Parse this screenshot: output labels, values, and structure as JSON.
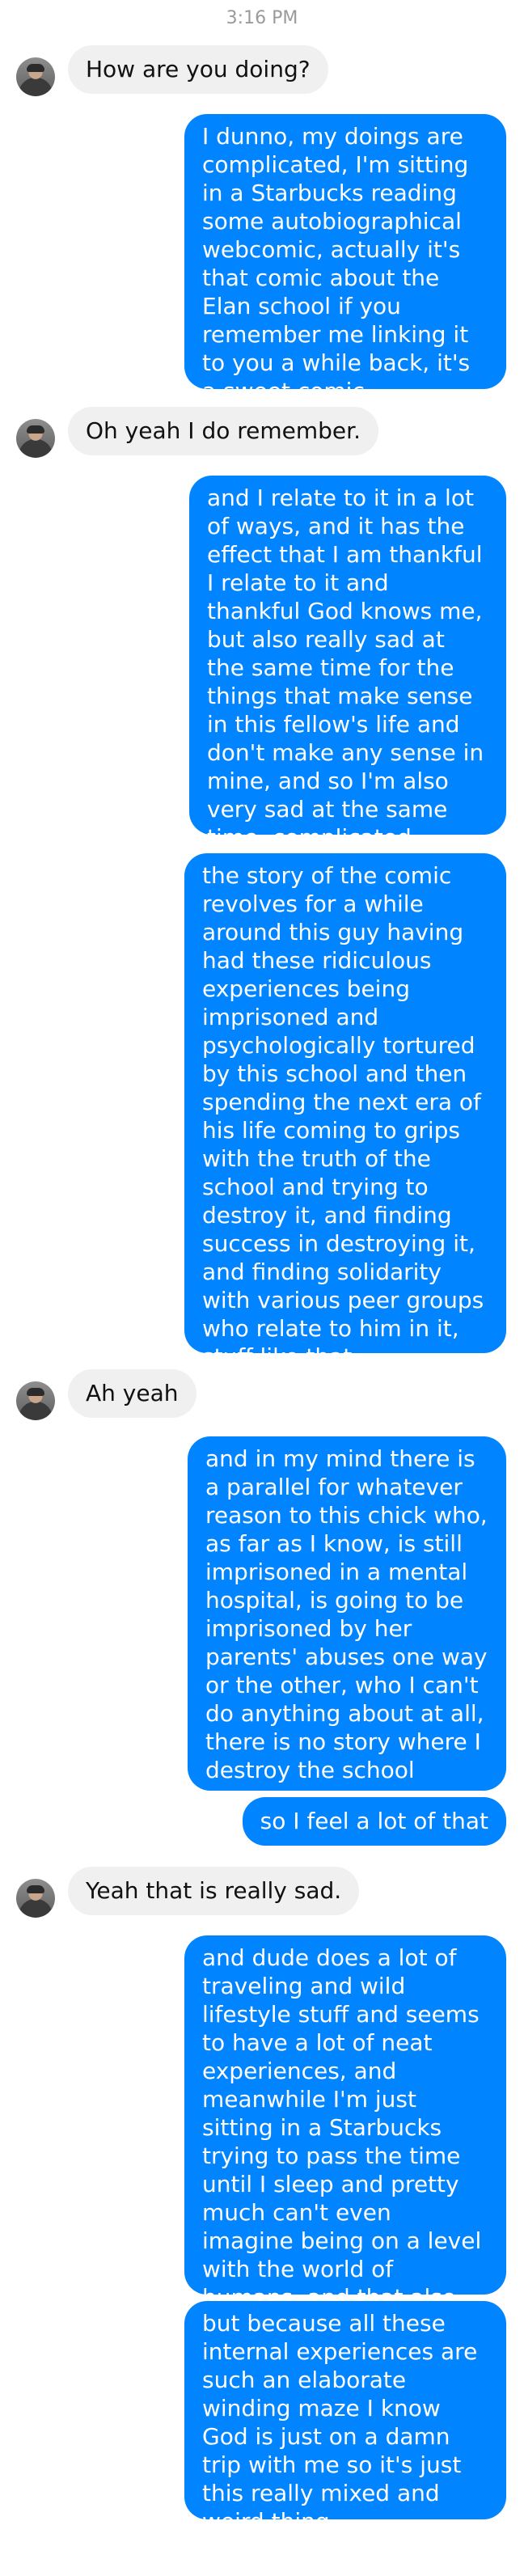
{
  "header": {
    "timestamp": "3:16 PM"
  },
  "messages": [
    {
      "from": "them",
      "text": "How are you doing?"
    },
    {
      "from": "me",
      "text": "I dunno, my doings are complicated, I'm sitting in a Starbucks reading some autobiographical webcomic, actually it's that comic about the Elan school if you remember me linking it to you a while back, it's a sweet comic"
    },
    {
      "from": "them",
      "text": "Oh yeah I do remember."
    },
    {
      "from": "me",
      "text": "and I relate to it in a lot of ways, and it has the effect that I am thankful I relate to it and thankful God knows me, but also really sad at the same time for the things that make sense in this fellow's life and don't make any sense in mine, and so I'm also very sad at the same time, complicated doings"
    },
    {
      "from": "me",
      "text": "the story of the comic revolves for a while around this guy having had these ridiculous experiences being imprisoned and psychologically tortured by this school and then spending the next era of his life coming to grips with the truth of the school and trying to destroy it, and finding success in destroying it, and finding solidarity with various peer groups who relate to him in it, stuff like that"
    },
    {
      "from": "them",
      "text": "Ah yeah"
    },
    {
      "from": "me",
      "text": "and in my mind there is a parallel for whatever reason to this chick who, as far as I know, is still imprisoned in a mental hospital, is going to be imprisoned by her parents' abuses one way or the other, who I can't do anything about at all, there is no story where I destroy the school"
    },
    {
      "from": "me",
      "text": "so I feel a lot of that"
    },
    {
      "from": "them",
      "text": "Yeah that is really sad."
    },
    {
      "from": "me",
      "text": "and dude does a lot of traveling and wild lifestyle stuff and seems to have a lot of neat experiences, and meanwhile I'm just sitting in a Starbucks trying to pass the time until I sleep and pretty much can't even imagine being on a level with the world of humans, and that also makes me sad"
    },
    {
      "from": "me",
      "text": "but because all these internal experiences are such an elaborate winding maze I know God is just on a damn trip with me so it's just this really mixed and weird thing"
    }
  ],
  "colors": {
    "outgoing": "#0084ff",
    "incoming": "#f1f0f0",
    "timestamp": "#9a9a9a"
  },
  "icons": {
    "avatar": "contact-avatar"
  }
}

### Problem requirements
Repeat all the records above exactly, leaving out any pictures.

### Solution to the problem
Parse this screenshot: output labels, values, and structure as JSON.
{
  "header": {
    "timestamp": "3:16 PM"
  },
  "messages": [
    {
      "from": "them",
      "text": "How are you doing?"
    },
    {
      "from": "me",
      "text": "I dunno, my doings are complicated, I'm sitting in a Starbucks reading some autobiographical webcomic, actually it's that comic about the Elan school if you remember me linking it to you a while back, it's a sweet comic"
    },
    {
      "from": "them",
      "text": "Oh yeah I do remember."
    },
    {
      "from": "me",
      "text": "and I relate to it in a lot of ways, and it has the effect that I am thankful I relate to it and thankful God knows me, but also really sad at the same time for the things that make sense in this fellow's life and don't make any sense in mine, and so I'm also very sad at the same time, complicated doings"
    },
    {
      "from": "me",
      "text": "the story of the comic revolves for a while around this guy having had these ridiculous experiences being imprisoned and psychologically tortured by this school and then spending the next era of his life coming to grips with the truth of the school and trying to destroy it, and finding success in destroying it, and finding solidarity with various peer groups who relate to him in it, stuff like that"
    },
    {
      "from": "them",
      "text": "Ah yeah"
    },
    {
      "from": "me",
      "text": "and in my mind there is a parallel for whatever reason to this chick who, as far as I know, is still imprisoned in a mental hospital, is going to be imprisoned by her parents' abuses one way or the other, who I can't do anything about at all, there is no story where I destroy the school"
    },
    {
      "from": "me",
      "text": "so I feel a lot of that"
    },
    {
      "from": "them",
      "text": "Yeah that is really sad."
    },
    {
      "from": "me",
      "text": "and dude does a lot of traveling and wild lifestyle stuff and seems to have a lot of neat experiences, and meanwhile I'm just sitting in a Starbucks trying to pass the time until I sleep and pretty much can't even imagine being on a level with the world of humans, and that also makes me sad"
    },
    {
      "from": "me",
      "text": "but because all these internal experiences are such an elaborate winding maze I know God is just on a damn trip with me so it's just this really mixed and weird thing"
    }
  ],
  "colors": {
    "outgoing": "#0084ff",
    "incoming": "#f1f0f0",
    "timestamp": "#9a9a9a"
  },
  "icons": {
    "avatar": "contact-avatar"
  }
}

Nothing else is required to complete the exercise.